- [AIM]
Output all lines exactly.

## Start RECORD SET

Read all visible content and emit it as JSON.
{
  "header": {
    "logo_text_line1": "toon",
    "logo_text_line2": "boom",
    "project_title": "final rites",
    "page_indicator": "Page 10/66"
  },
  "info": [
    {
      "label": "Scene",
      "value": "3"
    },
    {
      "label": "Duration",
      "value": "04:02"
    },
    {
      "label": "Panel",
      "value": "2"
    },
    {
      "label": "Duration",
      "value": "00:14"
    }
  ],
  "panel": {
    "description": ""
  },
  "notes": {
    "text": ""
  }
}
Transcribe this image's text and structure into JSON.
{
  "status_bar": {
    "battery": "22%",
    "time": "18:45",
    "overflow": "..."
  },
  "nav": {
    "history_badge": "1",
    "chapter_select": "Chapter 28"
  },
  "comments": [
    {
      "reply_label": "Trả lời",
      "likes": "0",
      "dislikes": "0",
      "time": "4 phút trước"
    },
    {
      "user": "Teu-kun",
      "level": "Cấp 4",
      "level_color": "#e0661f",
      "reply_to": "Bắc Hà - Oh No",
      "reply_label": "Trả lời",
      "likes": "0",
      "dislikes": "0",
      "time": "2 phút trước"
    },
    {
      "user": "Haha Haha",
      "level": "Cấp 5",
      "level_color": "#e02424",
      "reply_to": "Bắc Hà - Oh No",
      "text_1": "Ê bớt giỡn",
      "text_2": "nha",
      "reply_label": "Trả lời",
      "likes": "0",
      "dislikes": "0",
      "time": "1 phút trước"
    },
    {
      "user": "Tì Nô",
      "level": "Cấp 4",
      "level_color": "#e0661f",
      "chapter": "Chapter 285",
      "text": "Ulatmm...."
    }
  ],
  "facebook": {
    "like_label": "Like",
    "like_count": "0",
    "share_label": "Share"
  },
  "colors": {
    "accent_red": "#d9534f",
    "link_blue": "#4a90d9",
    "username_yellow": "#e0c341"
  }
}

## End RECORD SET

- [OUTPUT OF THE TASK]
Read all visible content and emit it as JSON.
{
  "header": {
    "logo_text_line1": "toon",
    "logo_text_line2": "boom",
    "project_title": "final rites",
    "page_indicator": "Page 10/66"
  },
  "info": [
    {
      "label": "Scene",
      "value": "3"
    },
    {
      "label": "Duration",
      "value": "04:02"
    },
    {
      "label": "Panel",
      "value": "2"
    },
    {
      "label": "Duration",
      "value": "00:14"
    }
  ],
  "panel": {
    "description": ""
  },
  "notes": {
    "text": ""
  }
}
Transcribe this image's text and structure into JSON.
{
  "status_bar": {
    "battery": "22%",
    "time": "18:45",
    "overflow": "..."
  },
  "nav": {
    "history_badge": "1",
    "chapter_select": "Chapter 28"
  },
  "comments": [
    {
      "reply_label": "Trả lời",
      "likes": "0",
      "dislikes": "0",
      "time": "4 phút trước"
    },
    {
      "user": "Teu-kun",
      "level": "Cấp 4",
      "level_color": "#e0661f",
      "reply_to": "Bắc Hà - Oh No",
      "reply_label": "Trả lời",
      "likes": "0",
      "dislikes": "0",
      "time": "2 phút trước"
    },
    {
      "user": "Haha Haha",
      "level": "Cấp 5",
      "level_color": "#e02424",
      "reply_to": "Bắc Hà - Oh No",
      "text_1": "Ê bớt giỡn",
      "text_2": "nha",
      "reply_label": "Trả lời",
      "likes": "0",
      "dislikes": "0",
      "time": "1 phút trước"
    },
    {
      "user": "Tì Nô",
      "level": "Cấp 4",
      "level_color": "#e0661f",
      "chapter": "Chapter 285",
      "text": "Ulatmm...."
    }
  ],
  "facebook": {
    "like_label": "Like",
    "like_count": "0",
    "share_label": "Share"
  },
  "colors": {
    "accent_red": "#d9534f",
    "link_blue": "#4a90d9",
    "username_yellow": "#e0c341"
  }
}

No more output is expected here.